*Entries shown*:

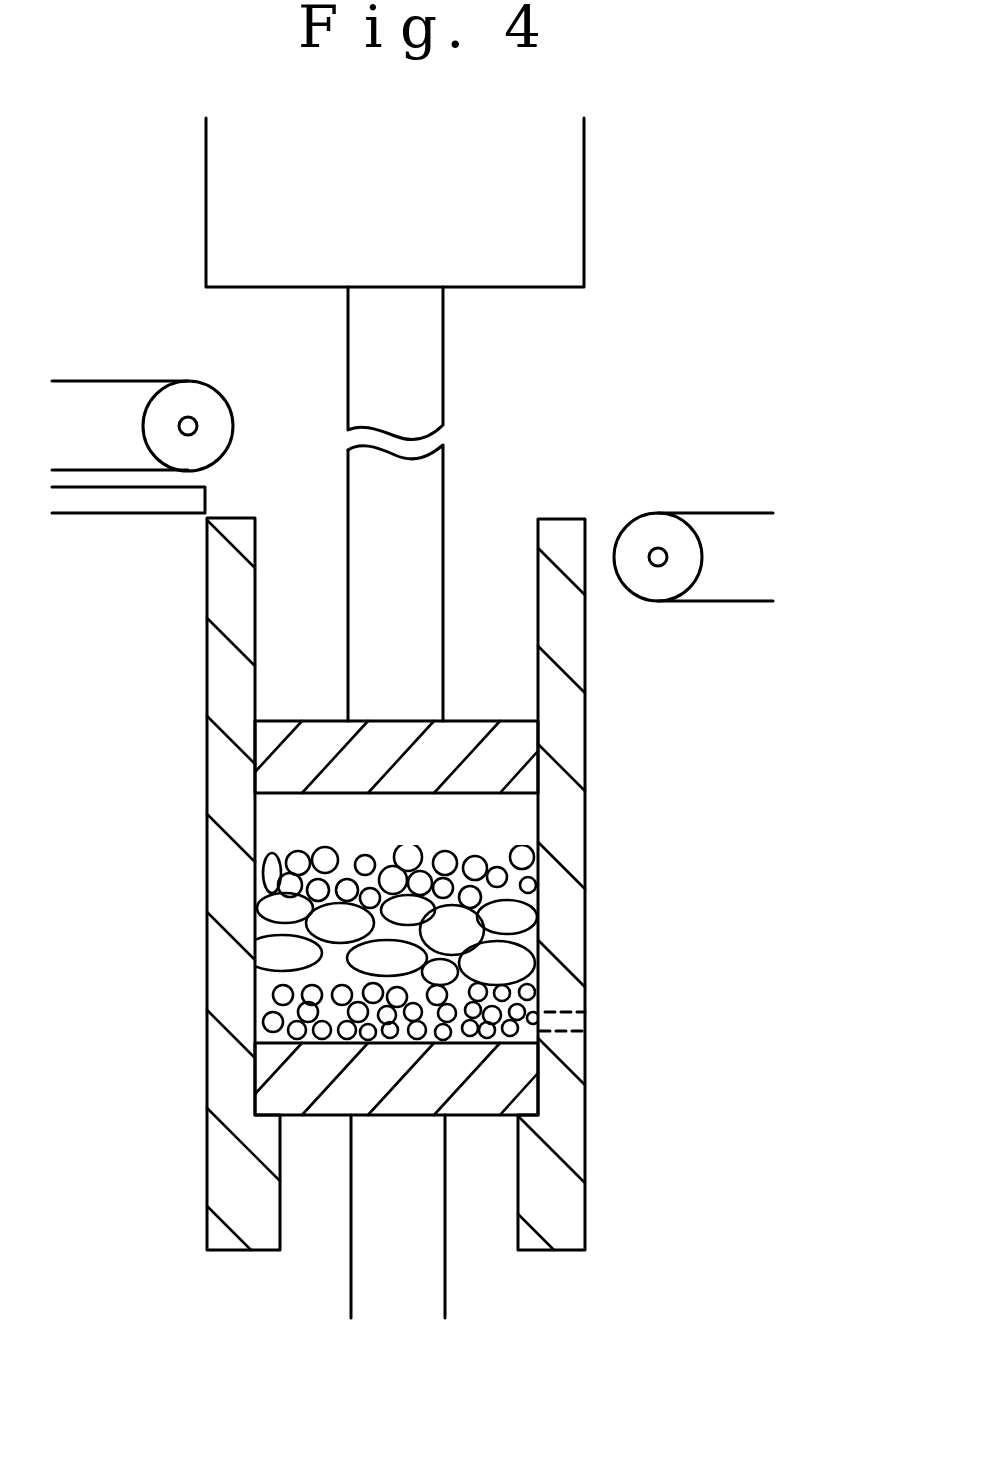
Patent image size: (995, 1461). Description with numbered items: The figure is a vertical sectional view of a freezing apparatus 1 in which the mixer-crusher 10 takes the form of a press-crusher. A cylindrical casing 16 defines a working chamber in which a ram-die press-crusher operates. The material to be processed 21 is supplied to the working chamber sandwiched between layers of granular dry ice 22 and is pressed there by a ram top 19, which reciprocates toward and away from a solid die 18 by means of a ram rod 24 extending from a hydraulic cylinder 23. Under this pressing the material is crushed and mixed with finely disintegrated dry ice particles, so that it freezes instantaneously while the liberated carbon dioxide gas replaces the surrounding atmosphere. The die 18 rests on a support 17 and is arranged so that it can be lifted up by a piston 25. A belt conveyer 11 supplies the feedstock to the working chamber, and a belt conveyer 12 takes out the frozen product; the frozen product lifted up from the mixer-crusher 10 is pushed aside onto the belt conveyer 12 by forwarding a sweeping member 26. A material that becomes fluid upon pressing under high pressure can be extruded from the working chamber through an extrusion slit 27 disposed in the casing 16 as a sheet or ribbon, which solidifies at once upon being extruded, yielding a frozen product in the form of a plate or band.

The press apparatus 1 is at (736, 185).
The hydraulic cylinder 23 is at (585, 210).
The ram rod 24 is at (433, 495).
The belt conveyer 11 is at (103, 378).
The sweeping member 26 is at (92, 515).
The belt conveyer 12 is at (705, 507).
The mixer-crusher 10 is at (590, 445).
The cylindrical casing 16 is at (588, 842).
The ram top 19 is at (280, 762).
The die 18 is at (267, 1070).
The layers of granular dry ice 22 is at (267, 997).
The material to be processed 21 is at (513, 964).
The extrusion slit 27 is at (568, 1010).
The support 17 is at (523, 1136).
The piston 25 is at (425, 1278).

--

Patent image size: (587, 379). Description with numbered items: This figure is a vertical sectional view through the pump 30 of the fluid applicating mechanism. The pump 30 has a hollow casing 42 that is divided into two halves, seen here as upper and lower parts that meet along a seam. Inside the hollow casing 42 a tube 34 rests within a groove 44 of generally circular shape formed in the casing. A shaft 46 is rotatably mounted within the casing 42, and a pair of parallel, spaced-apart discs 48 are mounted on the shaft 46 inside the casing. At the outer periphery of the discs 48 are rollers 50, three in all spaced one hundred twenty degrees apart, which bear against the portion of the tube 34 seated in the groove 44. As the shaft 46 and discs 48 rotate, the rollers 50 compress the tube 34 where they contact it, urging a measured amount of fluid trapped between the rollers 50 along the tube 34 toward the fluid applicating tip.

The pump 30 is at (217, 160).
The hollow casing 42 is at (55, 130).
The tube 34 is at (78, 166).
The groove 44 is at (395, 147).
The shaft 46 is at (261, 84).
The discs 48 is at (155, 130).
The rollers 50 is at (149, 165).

* * *

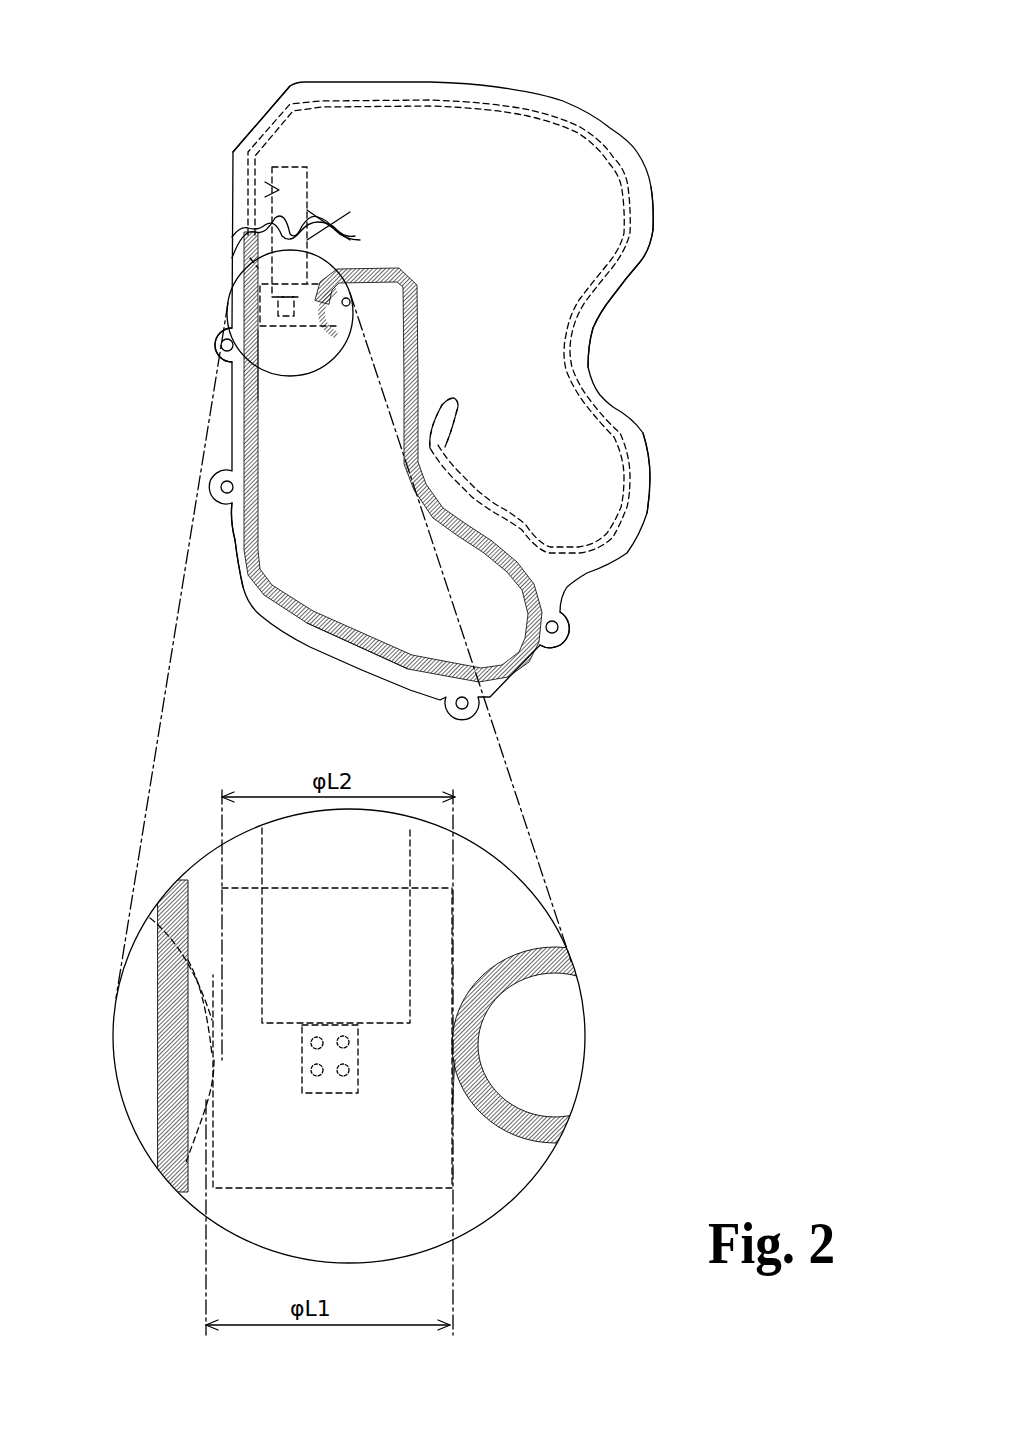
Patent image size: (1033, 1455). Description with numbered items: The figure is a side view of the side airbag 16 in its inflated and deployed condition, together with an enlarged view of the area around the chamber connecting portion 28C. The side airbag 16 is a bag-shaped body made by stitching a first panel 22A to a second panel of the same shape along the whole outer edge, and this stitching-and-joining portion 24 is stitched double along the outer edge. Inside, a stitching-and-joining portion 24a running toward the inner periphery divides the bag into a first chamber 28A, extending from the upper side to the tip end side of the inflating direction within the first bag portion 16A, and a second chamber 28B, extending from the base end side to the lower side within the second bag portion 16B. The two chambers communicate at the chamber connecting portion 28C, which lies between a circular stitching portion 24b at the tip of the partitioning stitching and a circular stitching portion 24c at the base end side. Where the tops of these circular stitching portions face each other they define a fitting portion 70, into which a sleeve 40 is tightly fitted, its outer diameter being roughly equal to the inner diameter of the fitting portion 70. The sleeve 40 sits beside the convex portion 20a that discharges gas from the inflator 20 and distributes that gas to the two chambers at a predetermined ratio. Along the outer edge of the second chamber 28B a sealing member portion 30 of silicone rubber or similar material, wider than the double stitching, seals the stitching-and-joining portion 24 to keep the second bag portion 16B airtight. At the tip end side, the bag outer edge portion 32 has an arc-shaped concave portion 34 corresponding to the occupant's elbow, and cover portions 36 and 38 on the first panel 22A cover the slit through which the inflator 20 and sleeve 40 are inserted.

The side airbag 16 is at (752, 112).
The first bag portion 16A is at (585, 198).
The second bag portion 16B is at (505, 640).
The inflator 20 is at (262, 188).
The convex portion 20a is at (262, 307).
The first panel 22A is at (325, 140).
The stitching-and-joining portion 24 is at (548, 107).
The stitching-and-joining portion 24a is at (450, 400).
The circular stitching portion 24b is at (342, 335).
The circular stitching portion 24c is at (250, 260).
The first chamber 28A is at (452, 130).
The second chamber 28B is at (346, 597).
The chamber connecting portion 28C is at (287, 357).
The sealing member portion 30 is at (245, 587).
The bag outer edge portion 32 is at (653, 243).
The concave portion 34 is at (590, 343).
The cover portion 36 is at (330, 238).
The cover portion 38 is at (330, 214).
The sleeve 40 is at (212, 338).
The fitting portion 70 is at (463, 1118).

*Short exercise*: Put the stretch from the line containing "Patent image size: (587, 379)." through the line containing "The rollers 50 is at (149, 165)." into a Markdown table with the columns Row and Line, numbering each row and skipping blank lines.

*Completed task*:
| Row | Line |
|---|---|
| 1 | Patent image size: (587, 379). Description with numbered items: This figure is a vertical sectional view through the pump 30 of the fluid applicating mechanism. The pump 30 has a hollow casing 42 that is divided into two halves, seen here as upper and lower parts that meet along a seam. Inside the hollow casing 42 a tube 34 rests within a groove 44 of generally circular shape formed in the casing. A shaft 46 is rotatably mounted within the casing 42, and a pair of parallel, spaced-apart discs 48 are mounted on the shaft 46 inside the casing. At the outer periphery of the discs 48 are rollers 50, three in all spaced one hundred twenty degrees apart, which bear against the portion of the tube 34 seated in the groove 44. As the shaft 46 and discs 48 rotate, the rollers 50 compress the tube 34 where they contact it, urging a measured amount of fluid trapped between the rollers 50 along the tube 34 toward the fluid applicating tip. |
| 2 | The pump 30 is at (217, 160). |
| 3 | The hollow casing 42 is at (55, 130). |
| 4 | The tube 34 is at (78, 166). |
| 5 | The groove 44 is at (395, 147). |
| 6 | The shaft 46 is at (261, 84). |
| 7 | The discs 48 is at (155, 130). |
| 8 | The rollers 50 is at (149, 165). |